** Excerpt to read **
· · · · ·

On Sun, 02 May 2004 18:05:42 GMT, (Rez)
wrote:

In article , wrote:
consider container growing for potatoes. the crop is supposed to be
multiplied greatly when grown this way.
see
www.irish-eyes.com . in the growing guide you will see instructions for
producing 100 lbs of potatoes in FOUR SQUARE FEET. the method allows for
easy continuous harvest. i wonder if it will work for sweet potatoes.


Interesting... say, here's a question about potatoes:

I've noticed that red potatoes grown here in California are
pale-skinned and flavourless. Quite unlike the good red potatoes from
North Dakota and Washington.

So when I planted some "eyes", I used good Washington potatoes.


Were they cut up .. one eye to the chunk or did you plant smaller
whole potatoes?


But they *produced* typical pale bland California potatoes -- yuck!


Did you let them dry up or just dig them while the vines were still
green? In california they might just keep growing and growing if you
didn't withdraw water and then make sure no more got to them...
because they will start growing again, making bumps on the already
existing potatoes and some small new ones could form.

So appears it's a soil, water, or climate issue (SoCal desert), rather
than a variety issue. Any thoughts?

· · · · ·

** The tasks **
1) Quote the potato thread word for word. Begin at "because they will" and stop after "issue. Any thoughts?".
2) Write what comes next in the potato thread, starting after its final line.

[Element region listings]
· · · · ·

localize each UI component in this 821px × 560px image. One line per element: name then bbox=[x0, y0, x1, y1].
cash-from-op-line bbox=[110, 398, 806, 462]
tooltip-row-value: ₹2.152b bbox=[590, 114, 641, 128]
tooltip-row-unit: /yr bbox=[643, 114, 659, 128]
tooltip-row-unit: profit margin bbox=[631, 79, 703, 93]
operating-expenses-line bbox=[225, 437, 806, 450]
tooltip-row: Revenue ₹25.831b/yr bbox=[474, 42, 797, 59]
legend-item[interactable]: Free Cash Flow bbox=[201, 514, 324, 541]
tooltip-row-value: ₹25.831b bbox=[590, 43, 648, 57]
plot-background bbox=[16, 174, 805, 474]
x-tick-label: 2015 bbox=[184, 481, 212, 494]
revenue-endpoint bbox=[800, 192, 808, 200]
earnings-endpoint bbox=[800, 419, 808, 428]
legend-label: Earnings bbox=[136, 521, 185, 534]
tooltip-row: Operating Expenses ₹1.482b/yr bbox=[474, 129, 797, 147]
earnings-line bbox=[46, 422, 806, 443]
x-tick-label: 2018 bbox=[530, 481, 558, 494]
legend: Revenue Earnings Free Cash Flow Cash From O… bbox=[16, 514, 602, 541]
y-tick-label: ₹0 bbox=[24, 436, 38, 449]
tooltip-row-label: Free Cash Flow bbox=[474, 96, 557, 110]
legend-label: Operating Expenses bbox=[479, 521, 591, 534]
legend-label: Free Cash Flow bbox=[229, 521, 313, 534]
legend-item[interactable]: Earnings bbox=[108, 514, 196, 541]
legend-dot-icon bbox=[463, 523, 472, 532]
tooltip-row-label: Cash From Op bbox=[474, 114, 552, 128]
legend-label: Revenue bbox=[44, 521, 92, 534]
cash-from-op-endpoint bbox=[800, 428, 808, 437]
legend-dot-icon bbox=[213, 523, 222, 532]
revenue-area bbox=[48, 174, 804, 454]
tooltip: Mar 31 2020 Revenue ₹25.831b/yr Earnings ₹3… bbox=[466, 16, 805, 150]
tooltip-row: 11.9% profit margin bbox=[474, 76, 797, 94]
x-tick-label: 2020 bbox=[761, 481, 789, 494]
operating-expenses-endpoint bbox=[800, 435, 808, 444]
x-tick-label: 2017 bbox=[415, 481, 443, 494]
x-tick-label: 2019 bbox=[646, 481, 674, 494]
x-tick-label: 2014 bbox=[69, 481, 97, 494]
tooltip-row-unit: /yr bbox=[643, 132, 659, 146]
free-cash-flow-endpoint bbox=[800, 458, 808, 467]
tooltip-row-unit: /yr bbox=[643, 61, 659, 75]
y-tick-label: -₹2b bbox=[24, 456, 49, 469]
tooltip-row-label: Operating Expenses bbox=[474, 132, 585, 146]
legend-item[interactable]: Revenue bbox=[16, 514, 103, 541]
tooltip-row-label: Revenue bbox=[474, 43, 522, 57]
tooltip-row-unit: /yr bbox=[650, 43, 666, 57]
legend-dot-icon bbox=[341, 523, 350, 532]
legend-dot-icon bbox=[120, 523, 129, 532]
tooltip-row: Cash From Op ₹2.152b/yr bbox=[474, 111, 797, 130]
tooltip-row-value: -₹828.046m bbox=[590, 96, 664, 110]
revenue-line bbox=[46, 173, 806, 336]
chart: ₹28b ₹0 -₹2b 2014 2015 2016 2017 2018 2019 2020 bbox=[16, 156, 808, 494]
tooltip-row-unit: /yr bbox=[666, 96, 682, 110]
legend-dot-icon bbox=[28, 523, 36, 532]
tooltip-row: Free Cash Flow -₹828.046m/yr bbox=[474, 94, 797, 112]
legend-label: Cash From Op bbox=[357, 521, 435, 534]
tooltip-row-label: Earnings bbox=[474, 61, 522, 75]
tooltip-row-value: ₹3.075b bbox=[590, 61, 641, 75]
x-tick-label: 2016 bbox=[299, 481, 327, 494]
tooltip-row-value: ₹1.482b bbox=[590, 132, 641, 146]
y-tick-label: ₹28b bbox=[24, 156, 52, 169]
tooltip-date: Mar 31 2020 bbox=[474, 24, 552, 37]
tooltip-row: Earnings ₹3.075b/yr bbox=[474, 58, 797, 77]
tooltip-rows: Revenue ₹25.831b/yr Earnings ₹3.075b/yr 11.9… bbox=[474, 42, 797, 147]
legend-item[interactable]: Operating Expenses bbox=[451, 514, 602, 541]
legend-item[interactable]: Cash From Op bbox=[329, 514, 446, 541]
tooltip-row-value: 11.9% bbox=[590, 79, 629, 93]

· · · · ·

** Expected answers **
1)
because they will start growing again, making bumps on the already
existing potatoes and some small new ones could form.

So appears it's a soil, water, or climate issue (SoCal desert), rather
than a variety issue. Any thoughts?

2)
Certainly growing conditions affect the outcome, water.. and too much
of it will make anemic potatoes, if you suspect there is something
missing from the soil, have it tested.

The variety you're growing is the biggest difference .. there is an
early red.. norland I think.. and it doesn't have good flavor, very
anemic even grown here in Idaho! (at least in my opinion). Pontiacs
are a later variety, better keeper, MUCH better flavor. I grew some
Levitt's pink..red skin and pink flesh, it was very tasty. Sangre are
a russet skinned red, a bit more mealy than what most of us think of
as reds.. waxy moist.

As a side effect, they also produced literally hundreds of half-inch
nubbins which were impossible to dig out, all of which sprouted this
spring. So now I have this patch of volunteers which apparently don't
mind that I'm not watering them, in the hope that they'll dry up and
go away. g


Well you could hill with soil or mulch some of them, don't water them
and see what they produce with just the natural water. They produce
tubers above the level of the "seed" piece, so you might as well get
something out of them if you can, they may be better dryer.

In the future, be sure to know precisely what variety you're planting,
and if you don't like what you get, then you'll know for sure what not
to buy next time, because all red potatoes, or white potatoes are NOT
created equal! I've had wonderful flavored russets and
horrible--throw out the rest of the bag--russets, they may look
similar, but there is a world of difference in the flavor. Even the
strains that one seed grower has versus another .. sometimes just
taste different even though the name on the "seed" was the same...even
on the same ground.

Not a red, but I love kennebec potatoes, they're cobble shaped white
potatoes that can get so big they suggest you plant them closer
together than other varieties to keep them from getting too large.
They're good baked, fried, or boiled.. just let them cure a bit, and
once you've withdrawn water, don't water them again...or they'll start
growing again, or.. rot.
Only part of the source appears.